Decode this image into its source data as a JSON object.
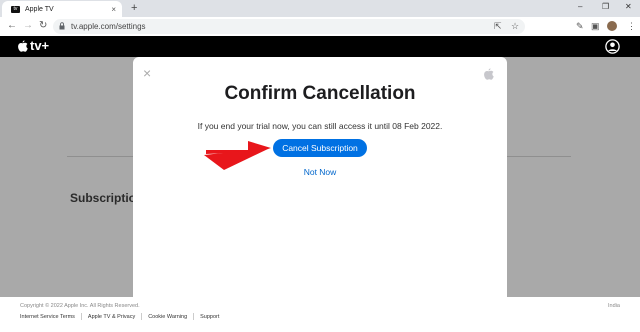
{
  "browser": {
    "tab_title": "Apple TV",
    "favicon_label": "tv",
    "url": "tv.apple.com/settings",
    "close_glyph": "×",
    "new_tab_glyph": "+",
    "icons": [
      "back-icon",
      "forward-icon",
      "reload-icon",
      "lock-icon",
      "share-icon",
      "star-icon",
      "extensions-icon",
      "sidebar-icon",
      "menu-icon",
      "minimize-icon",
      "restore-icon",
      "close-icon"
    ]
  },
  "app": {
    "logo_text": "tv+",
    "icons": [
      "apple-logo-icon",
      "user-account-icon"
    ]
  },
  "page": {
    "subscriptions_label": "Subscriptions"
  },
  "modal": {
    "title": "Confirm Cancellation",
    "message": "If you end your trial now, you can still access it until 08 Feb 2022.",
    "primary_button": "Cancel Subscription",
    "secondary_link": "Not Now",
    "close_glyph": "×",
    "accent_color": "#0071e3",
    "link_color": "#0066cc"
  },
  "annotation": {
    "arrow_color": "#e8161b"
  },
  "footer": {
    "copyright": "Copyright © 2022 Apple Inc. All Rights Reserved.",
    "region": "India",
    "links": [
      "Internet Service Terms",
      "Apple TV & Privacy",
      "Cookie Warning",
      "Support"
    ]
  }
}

________________________

All of the data above should be quoted exactly, except for the pictures.

Expected answer.
Decode this image into its source data as a JSON object.
{
  "browser": {
    "tab_title": "Apple TV",
    "favicon_label": "tv",
    "url": "tv.apple.com/settings",
    "close_glyph": "×",
    "new_tab_glyph": "+",
    "icons": [
      "back-icon",
      "forward-icon",
      "reload-icon",
      "lock-icon",
      "share-icon",
      "star-icon",
      "extensions-icon",
      "sidebar-icon",
      "menu-icon",
      "minimize-icon",
      "restore-icon",
      "close-icon"
    ]
  },
  "app": {
    "logo_text": "tv+",
    "icons": [
      "apple-logo-icon",
      "user-account-icon"
    ]
  },
  "page": {
    "subscriptions_label": "Subscriptions"
  },
  "modal": {
    "title": "Confirm Cancellation",
    "message": "If you end your trial now, you can still access it until 08 Feb 2022.",
    "primary_button": "Cancel Subscription",
    "secondary_link": "Not Now",
    "close_glyph": "×",
    "accent_color": "#0071e3",
    "link_color": "#0066cc"
  },
  "annotation": {
    "arrow_color": "#e8161b"
  },
  "footer": {
    "copyright": "Copyright © 2022 Apple Inc. All Rights Reserved.",
    "region": "India",
    "links": [
      "Internet Service Terms",
      "Apple TV & Privacy",
      "Cookie Warning",
      "Support"
    ]
  }
}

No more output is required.